**PROBLEM TO SOLVE**. Take each line that has the word "planet" and return it.

**RECORD SET**.
--- START ---

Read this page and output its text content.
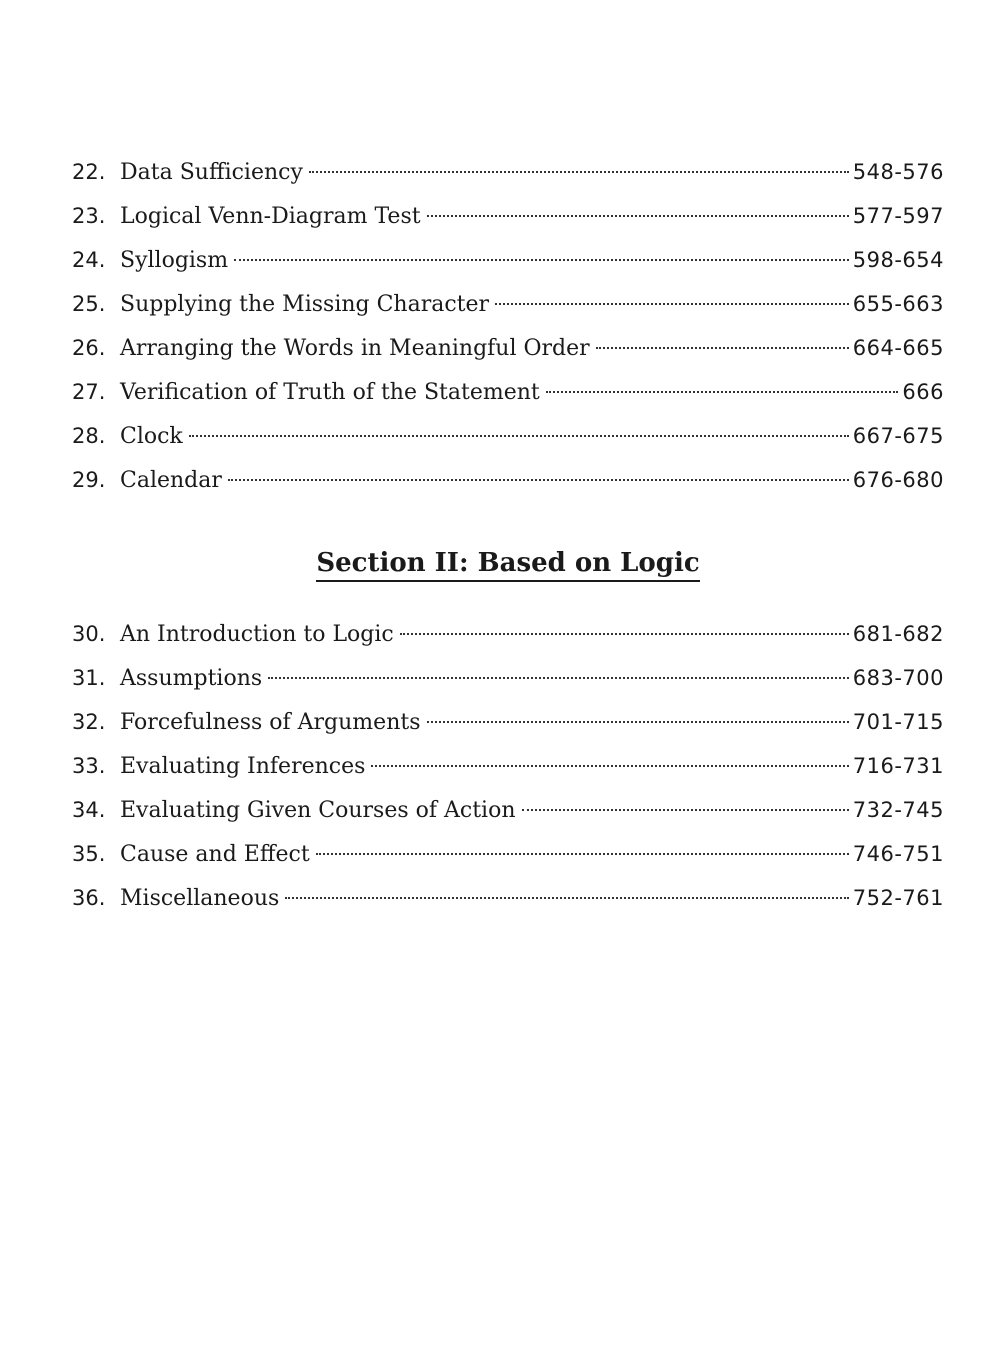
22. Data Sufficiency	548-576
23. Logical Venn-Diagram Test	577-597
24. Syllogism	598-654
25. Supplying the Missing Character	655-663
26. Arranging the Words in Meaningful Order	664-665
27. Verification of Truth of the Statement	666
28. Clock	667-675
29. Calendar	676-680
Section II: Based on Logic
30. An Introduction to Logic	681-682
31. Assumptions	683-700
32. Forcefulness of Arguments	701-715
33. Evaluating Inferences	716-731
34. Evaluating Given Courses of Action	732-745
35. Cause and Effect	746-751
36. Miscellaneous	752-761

--- END ---
--- START ---

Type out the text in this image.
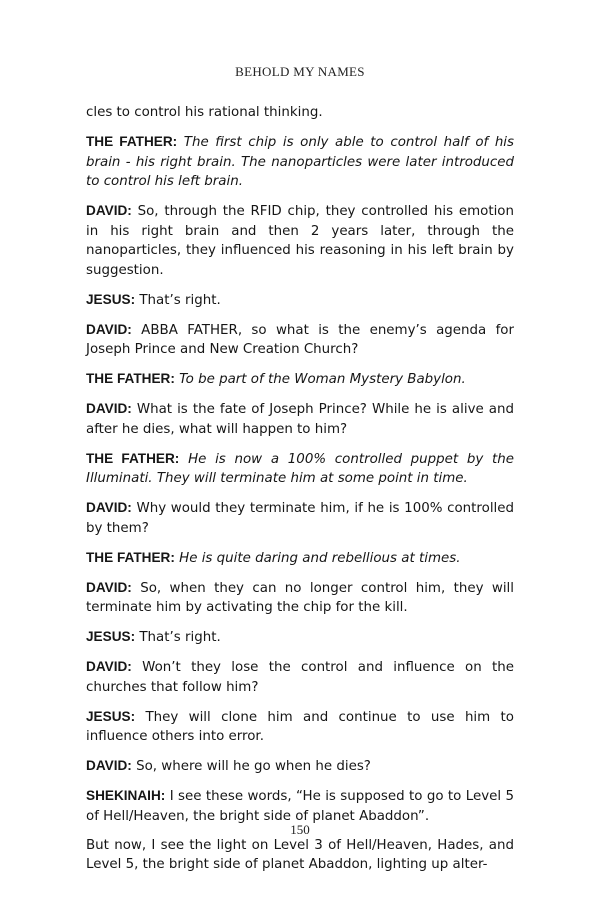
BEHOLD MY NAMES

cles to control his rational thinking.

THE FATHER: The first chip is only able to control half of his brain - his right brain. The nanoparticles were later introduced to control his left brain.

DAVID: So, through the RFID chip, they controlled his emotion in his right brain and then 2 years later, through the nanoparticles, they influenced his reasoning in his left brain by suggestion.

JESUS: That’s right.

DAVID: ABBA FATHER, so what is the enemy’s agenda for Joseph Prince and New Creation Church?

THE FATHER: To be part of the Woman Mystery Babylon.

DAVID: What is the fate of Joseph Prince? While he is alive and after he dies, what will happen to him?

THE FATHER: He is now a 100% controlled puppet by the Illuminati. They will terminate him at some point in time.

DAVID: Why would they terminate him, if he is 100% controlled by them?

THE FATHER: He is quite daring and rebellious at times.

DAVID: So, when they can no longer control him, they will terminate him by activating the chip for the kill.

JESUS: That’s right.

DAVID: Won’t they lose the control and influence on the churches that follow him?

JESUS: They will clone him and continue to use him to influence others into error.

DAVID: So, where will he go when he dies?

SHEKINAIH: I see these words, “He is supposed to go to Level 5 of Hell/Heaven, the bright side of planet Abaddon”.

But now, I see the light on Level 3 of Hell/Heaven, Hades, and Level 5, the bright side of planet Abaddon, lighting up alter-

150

--- END ---

**TASK ANSWER**.
SHEKINAIH: I see these words, “He is supposed to go to Level 5 of Hell/Heaven, the bright side of planet Abaddon”.
But now, I see the light on Level 3 of Hell/Heaven, Hades, and Level 5, the bright side of planet Abaddon, lighting up alter-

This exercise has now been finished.